Task to carry out: What follows is a set of records; repeat all of them exactly.
◇ ◇ ◇
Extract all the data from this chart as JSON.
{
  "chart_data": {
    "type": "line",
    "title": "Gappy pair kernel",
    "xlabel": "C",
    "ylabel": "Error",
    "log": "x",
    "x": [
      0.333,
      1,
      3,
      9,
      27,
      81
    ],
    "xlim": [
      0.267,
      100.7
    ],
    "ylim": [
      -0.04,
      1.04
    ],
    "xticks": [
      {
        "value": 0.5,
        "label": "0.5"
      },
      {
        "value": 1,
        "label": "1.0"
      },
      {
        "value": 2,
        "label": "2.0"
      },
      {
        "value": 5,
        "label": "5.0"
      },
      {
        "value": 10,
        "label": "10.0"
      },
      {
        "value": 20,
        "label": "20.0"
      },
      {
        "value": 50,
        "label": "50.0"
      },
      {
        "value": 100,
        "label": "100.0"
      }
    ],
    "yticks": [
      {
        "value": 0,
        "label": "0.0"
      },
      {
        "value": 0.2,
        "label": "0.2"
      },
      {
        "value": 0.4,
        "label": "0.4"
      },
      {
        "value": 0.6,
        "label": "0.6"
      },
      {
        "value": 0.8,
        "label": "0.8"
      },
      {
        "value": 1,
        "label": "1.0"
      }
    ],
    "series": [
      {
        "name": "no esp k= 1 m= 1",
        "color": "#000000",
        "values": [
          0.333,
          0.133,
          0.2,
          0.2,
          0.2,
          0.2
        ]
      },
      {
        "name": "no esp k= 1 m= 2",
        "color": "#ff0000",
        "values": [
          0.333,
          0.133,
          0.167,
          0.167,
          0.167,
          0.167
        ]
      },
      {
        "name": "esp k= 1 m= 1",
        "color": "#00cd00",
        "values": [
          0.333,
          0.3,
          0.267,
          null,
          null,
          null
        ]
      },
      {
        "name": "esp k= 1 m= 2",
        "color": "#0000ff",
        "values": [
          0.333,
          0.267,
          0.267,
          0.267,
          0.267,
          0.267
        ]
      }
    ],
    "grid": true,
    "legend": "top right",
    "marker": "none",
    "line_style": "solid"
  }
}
◇ ◇ ◇
Task output:
Extract all the data from this chart as JSON.
{
  "chart_data": {
    "type": "line",
    "title": "Gappy pair kernel",
    "xlabel": "C",
    "ylabel": "Error",
    "log": "x",
    "x": [
      0.333,
      1,
      3,
      9,
      27,
      81
    ],
    "xlim": [
      0.267,
      100.7
    ],
    "ylim": [
      -0.04,
      1.04
    ],
    "xticks": [
      {
        "value": 0.5,
        "label": "0.5"
      },
      {
        "value": 1,
        "label": "1.0"
      },
      {
        "value": 2,
        "label": "2.0"
      },
      {
        "value": 5,
        "label": "5.0"
      },
      {
        "value": 10,
        "label": "10.0"
      },
      {
        "value": 20,
        "label": "20.0"
      },
      {
        "value": 50,
        "label": "50.0"
      },
      {
        "value": 100,
        "label": "100.0"
      }
    ],
    "yticks": [
      {
        "value": 0,
        "label": "0.0"
      },
      {
        "value": 0.2,
        "label": "0.2"
      },
      {
        "value": 0.4,
        "label": "0.4"
      },
      {
        "value": 0.6,
        "label": "0.6"
      },
      {
        "value": 0.8,
        "label": "0.8"
      },
      {
        "value": 1,
        "label": "1.0"
      }
    ],
    "series": [
      {
        "name": "no esp k= 1 m= 1",
        "color": "#000000",
        "values": [
          0.333,
          0.133,
          0.2,
          0.2,
          0.2,
          0.2
        ]
      },
      {
        "name": "no esp k= 1 m= 2",
        "color": "#ff0000",
        "values": [
          0.333,
          0.133,
          0.167,
          0.167,
          0.167,
          0.167
        ]
      },
      {
        "name": "esp k= 1 m= 1",
        "color": "#00cd00",
        "values": [
          0.333,
          0.3,
          0.267,
          null,
          null,
          null
        ]
      },
      {
        "name": "esp k= 1 m= 2",
        "color": "#0000ff",
        "values": [
          0.333,
          0.267,
          0.267,
          0.267,
          0.267,
          0.267
        ]
      }
    ],
    "grid": true,
    "legend": "top right",
    "marker": "none",
    "line_style": "solid"
  }
}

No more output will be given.